Problem details:
Search the records below for the word "with". Pull out each line that has it.

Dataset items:
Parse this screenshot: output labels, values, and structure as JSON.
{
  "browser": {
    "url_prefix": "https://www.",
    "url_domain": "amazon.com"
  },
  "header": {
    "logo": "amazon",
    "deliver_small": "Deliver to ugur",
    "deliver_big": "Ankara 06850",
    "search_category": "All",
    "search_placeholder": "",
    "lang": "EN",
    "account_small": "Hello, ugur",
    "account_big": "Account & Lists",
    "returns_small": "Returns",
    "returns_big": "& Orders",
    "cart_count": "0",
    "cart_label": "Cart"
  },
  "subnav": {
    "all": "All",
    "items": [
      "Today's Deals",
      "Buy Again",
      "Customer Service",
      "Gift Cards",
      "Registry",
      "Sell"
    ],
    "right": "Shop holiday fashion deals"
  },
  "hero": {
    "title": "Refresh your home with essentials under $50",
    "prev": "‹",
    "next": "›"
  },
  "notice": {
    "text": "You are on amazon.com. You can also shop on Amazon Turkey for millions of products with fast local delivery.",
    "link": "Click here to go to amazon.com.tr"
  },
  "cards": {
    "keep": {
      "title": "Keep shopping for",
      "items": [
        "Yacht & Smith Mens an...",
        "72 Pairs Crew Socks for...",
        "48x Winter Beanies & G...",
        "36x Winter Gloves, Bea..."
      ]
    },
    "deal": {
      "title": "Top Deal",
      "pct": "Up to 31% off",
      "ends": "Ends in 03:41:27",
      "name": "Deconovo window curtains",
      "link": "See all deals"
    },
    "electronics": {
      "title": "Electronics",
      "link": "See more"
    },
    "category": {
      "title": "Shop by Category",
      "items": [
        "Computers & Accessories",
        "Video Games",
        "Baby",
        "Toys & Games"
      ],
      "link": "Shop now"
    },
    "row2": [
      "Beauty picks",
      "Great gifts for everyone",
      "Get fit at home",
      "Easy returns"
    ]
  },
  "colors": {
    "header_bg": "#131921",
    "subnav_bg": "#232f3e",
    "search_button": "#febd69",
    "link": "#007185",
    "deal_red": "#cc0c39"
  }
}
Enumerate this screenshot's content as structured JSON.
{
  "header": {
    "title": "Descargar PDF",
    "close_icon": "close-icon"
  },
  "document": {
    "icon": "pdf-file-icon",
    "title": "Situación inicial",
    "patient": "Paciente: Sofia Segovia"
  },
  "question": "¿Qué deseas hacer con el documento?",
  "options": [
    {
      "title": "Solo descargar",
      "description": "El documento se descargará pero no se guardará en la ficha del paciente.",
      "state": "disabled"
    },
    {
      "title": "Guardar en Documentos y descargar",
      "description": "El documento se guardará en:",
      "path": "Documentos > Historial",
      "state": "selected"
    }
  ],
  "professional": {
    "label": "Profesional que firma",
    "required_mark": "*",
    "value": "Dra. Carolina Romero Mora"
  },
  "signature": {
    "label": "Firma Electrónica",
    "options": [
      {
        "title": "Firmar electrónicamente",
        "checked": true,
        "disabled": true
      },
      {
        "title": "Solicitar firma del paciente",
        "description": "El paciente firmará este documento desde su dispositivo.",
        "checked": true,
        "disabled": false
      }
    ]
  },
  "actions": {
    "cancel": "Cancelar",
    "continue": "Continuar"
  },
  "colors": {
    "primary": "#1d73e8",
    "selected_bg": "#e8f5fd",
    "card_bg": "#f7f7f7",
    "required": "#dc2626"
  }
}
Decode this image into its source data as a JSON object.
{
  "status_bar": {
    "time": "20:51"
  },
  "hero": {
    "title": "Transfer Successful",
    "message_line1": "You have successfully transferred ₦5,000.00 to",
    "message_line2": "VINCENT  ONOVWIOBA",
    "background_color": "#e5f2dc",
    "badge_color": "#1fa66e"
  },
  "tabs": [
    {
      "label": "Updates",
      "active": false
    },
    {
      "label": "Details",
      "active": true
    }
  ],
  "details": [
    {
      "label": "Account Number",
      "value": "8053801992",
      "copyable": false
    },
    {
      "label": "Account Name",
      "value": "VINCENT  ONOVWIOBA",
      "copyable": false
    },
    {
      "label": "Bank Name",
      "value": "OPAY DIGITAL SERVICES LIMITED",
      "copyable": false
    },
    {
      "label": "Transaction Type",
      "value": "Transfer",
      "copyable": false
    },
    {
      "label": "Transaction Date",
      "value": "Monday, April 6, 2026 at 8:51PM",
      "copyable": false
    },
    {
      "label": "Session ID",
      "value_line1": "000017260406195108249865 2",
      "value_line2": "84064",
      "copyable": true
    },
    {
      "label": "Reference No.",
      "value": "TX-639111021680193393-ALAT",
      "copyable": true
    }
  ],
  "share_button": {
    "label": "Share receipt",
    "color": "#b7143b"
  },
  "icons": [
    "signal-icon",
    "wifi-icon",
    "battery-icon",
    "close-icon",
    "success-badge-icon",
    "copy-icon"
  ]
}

Expected answer:
    "title": "Refresh your home with essentials under $50",
    "text": "You are on amazon.com. You can also shop on Amazon Turkey for millions of products with fast local delivery.",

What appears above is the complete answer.